Dataset records on visual material:
[BEGIN]
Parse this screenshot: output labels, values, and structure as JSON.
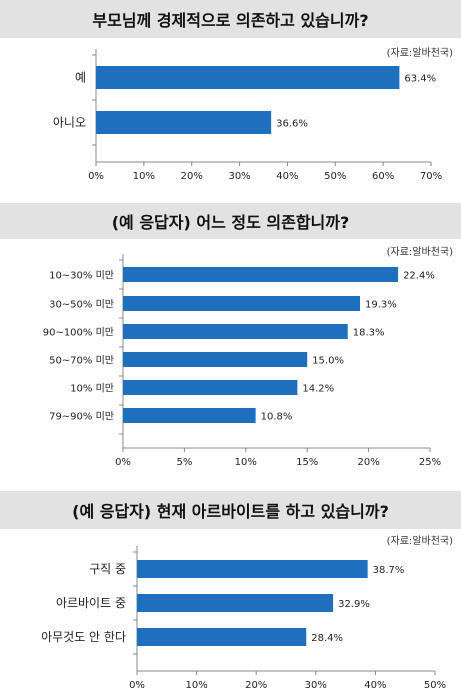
{
  "charts": [
    {
      "title": "부모님께 경제적으로 의존하고 있습니까?",
      "source": "(자료:알바천국)",
      "chart_data": {
        "type": "bar",
        "orientation": "horizontal",
        "categories": [
          "예",
          "아니오"
        ],
        "values": [
          63.4,
          36.6
        ],
        "value_labels": [
          "63.4%",
          "36.6%"
        ],
        "xlim": [
          0,
          70
        ],
        "ticks": [
          0,
          10,
          20,
          30,
          40,
          50,
          60,
          70
        ],
        "tick_labels": [
          "0%",
          "10%",
          "20%",
          "30%",
          "40%",
          "50%",
          "60%",
          "70%"
        ],
        "bar_color": "#1f6fbf",
        "grid": false
      }
    },
    {
      "title": "(예 응답자) 어느 정도 의존합니까?",
      "source": "(자료:알바천국)",
      "chart_data": {
        "type": "bar",
        "orientation": "horizontal",
        "categories": [
          "10~30% 미만",
          "30~50% 미만",
          "90~100% 미만",
          "50~70% 미만",
          "10% 미만",
          "79~90% 미만"
        ],
        "values": [
          22.4,
          19.3,
          18.3,
          15.0,
          14.2,
          10.8
        ],
        "value_labels": [
          "22.4%",
          "19.3%",
          "18.3%",
          "15.0%",
          "14.2%",
          "10.8%"
        ],
        "xlim": [
          0,
          25
        ],
        "ticks": [
          0,
          5,
          10,
          15,
          20,
          25
        ],
        "tick_labels": [
          "0%",
          "5%",
          "10%",
          "15%",
          "20%",
          "25%"
        ],
        "bar_color": "#1f6fbf",
        "grid": false
      }
    },
    {
      "title": "(예 응답자) 현재 아르바이트를 하고 있습니까?",
      "source": "(자료:알바천국)",
      "chart_data": {
        "type": "bar",
        "orientation": "horizontal",
        "categories": [
          "구직 중",
          "아르바이트 중",
          "아무것도 안 한다"
        ],
        "values": [
          38.7,
          32.9,
          28.4
        ],
        "value_labels": [
          "38.7%",
          "32.9%",
          "28.4%"
        ],
        "xlim": [
          0,
          50
        ],
        "ticks": [
          0,
          10,
          20,
          30,
          40,
          50
        ],
        "tick_labels": [
          "0%",
          "10%",
          "20%",
          "30%",
          "40%",
          "50%"
        ],
        "bar_color": "#1f6fbf",
        "grid": false
      }
    }
  ]
}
[END]
Return to the listing above and set it down exactly, leaving out its pictures.

Parse this screenshot: output labels, values, and structure as JSON.
{
  "charts": [
    {
      "title": "부모님께 경제적으로 의존하고 있습니까?",
      "source": "(자료:알바천국)",
      "chart_data": {
        "type": "bar",
        "orientation": "horizontal",
        "categories": [
          "예",
          "아니오"
        ],
        "values": [
          63.4,
          36.6
        ],
        "value_labels": [
          "63.4%",
          "36.6%"
        ],
        "xlim": [
          0,
          70
        ],
        "ticks": [
          0,
          10,
          20,
          30,
          40,
          50,
          60,
          70
        ],
        "tick_labels": [
          "0%",
          "10%",
          "20%",
          "30%",
          "40%",
          "50%",
          "60%",
          "70%"
        ],
        "bar_color": "#1f6fbf",
        "grid": false
      }
    },
    {
      "title": "(예 응답자) 어느 정도 의존합니까?",
      "source": "(자료:알바천국)",
      "chart_data": {
        "type": "bar",
        "orientation": "horizontal",
        "categories": [
          "10~30% 미만",
          "30~50% 미만",
          "90~100% 미만",
          "50~70% 미만",
          "10% 미만",
          "79~90% 미만"
        ],
        "values": [
          22.4,
          19.3,
          18.3,
          15.0,
          14.2,
          10.8
        ],
        "value_labels": [
          "22.4%",
          "19.3%",
          "18.3%",
          "15.0%",
          "14.2%",
          "10.8%"
        ],
        "xlim": [
          0,
          25
        ],
        "ticks": [
          0,
          5,
          10,
          15,
          20,
          25
        ],
        "tick_labels": [
          "0%",
          "5%",
          "10%",
          "15%",
          "20%",
          "25%"
        ],
        "bar_color": "#1f6fbf",
        "grid": false
      }
    },
    {
      "title": "(예 응답자) 현재 아르바이트를 하고 있습니까?",
      "source": "(자료:알바천국)",
      "chart_data": {
        "type": "bar",
        "orientation": "horizontal",
        "categories": [
          "구직 중",
          "아르바이트 중",
          "아무것도 안 한다"
        ],
        "values": [
          38.7,
          32.9,
          28.4
        ],
        "value_labels": [
          "38.7%",
          "32.9%",
          "28.4%"
        ],
        "xlim": [
          0,
          50
        ],
        "ticks": [
          0,
          10,
          20,
          30,
          40,
          50
        ],
        "tick_labels": [
          "0%",
          "10%",
          "20%",
          "30%",
          "40%",
          "50%"
        ],
        "bar_color": "#1f6fbf",
        "grid": false
      }
    }
  ]
}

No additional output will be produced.